--- Your objective ---
Reproduce the data word for word, from its first line through the line that contains "phone-screen: 東京の下町・亀戸の駅前にある「町の本屋さん」 お子様からお年寄りまでマンガ、雑誌…".

------ The input

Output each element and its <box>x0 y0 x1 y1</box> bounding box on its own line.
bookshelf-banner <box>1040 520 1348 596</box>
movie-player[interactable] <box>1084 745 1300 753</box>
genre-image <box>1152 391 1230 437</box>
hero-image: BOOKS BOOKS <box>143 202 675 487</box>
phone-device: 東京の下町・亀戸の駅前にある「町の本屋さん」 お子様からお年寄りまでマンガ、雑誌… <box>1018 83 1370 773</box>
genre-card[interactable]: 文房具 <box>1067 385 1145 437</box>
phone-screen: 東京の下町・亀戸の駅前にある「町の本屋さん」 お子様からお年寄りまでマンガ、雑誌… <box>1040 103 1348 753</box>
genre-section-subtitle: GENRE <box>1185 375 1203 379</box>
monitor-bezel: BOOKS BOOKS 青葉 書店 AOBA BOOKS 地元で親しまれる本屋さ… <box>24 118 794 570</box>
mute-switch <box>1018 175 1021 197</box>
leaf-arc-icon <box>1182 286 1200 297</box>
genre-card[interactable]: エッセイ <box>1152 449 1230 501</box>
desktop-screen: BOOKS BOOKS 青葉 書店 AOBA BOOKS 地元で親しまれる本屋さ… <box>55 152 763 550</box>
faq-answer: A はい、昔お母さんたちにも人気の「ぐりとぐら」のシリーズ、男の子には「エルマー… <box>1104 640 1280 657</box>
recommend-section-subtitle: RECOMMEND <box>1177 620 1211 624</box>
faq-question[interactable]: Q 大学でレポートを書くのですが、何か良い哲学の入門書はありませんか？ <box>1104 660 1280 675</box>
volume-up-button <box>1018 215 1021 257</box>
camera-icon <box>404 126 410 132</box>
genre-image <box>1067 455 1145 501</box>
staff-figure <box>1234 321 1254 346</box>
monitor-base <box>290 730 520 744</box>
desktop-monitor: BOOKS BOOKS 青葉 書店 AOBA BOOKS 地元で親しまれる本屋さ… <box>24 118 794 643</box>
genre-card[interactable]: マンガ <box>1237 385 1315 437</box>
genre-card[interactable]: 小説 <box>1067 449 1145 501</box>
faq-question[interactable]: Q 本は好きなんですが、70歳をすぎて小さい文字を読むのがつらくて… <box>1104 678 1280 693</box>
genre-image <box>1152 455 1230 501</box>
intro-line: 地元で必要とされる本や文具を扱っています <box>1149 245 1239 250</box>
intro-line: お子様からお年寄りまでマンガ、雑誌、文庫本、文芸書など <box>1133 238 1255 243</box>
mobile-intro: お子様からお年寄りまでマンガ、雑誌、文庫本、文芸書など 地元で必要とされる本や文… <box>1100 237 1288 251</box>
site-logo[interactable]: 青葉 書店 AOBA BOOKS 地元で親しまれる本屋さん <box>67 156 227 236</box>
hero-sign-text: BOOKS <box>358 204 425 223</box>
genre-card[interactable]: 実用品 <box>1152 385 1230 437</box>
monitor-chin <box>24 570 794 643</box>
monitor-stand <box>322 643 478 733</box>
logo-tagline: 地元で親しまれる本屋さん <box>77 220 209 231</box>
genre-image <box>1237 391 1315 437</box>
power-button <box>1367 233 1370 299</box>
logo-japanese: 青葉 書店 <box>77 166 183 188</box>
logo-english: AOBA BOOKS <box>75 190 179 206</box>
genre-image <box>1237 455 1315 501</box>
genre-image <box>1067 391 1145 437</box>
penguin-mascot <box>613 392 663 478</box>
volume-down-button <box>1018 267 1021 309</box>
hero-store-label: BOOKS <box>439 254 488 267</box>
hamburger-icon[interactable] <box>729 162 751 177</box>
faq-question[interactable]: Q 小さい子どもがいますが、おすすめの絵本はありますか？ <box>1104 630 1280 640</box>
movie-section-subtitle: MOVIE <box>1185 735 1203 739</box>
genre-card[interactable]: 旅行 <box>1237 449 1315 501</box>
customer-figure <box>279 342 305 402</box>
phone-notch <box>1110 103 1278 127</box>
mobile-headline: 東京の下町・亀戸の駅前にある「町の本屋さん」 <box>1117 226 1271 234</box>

------------

--- Full solution ---
Output each element and its <box>x0 y0 x1 y1</box> bounding box on its own line.
bookshelf-banner <box>1040 520 1348 596</box>
movie-player[interactable] <box>1084 745 1300 753</box>
genre-image <box>1152 391 1230 437</box>
hero-image: BOOKS BOOKS <box>143 202 675 487</box>
phone-device: 東京の下町・亀戸の駅前にある「町の本屋さん」 お子様からお年寄りまでマンガ、雑誌… <box>1018 83 1370 773</box>
genre-card[interactable]: 文房具 <box>1067 385 1145 437</box>
phone-screen: 東京の下町・亀戸の駅前にある「町の本屋さん」 お子様からお年寄りまでマンガ、雑誌… <box>1040 103 1348 753</box>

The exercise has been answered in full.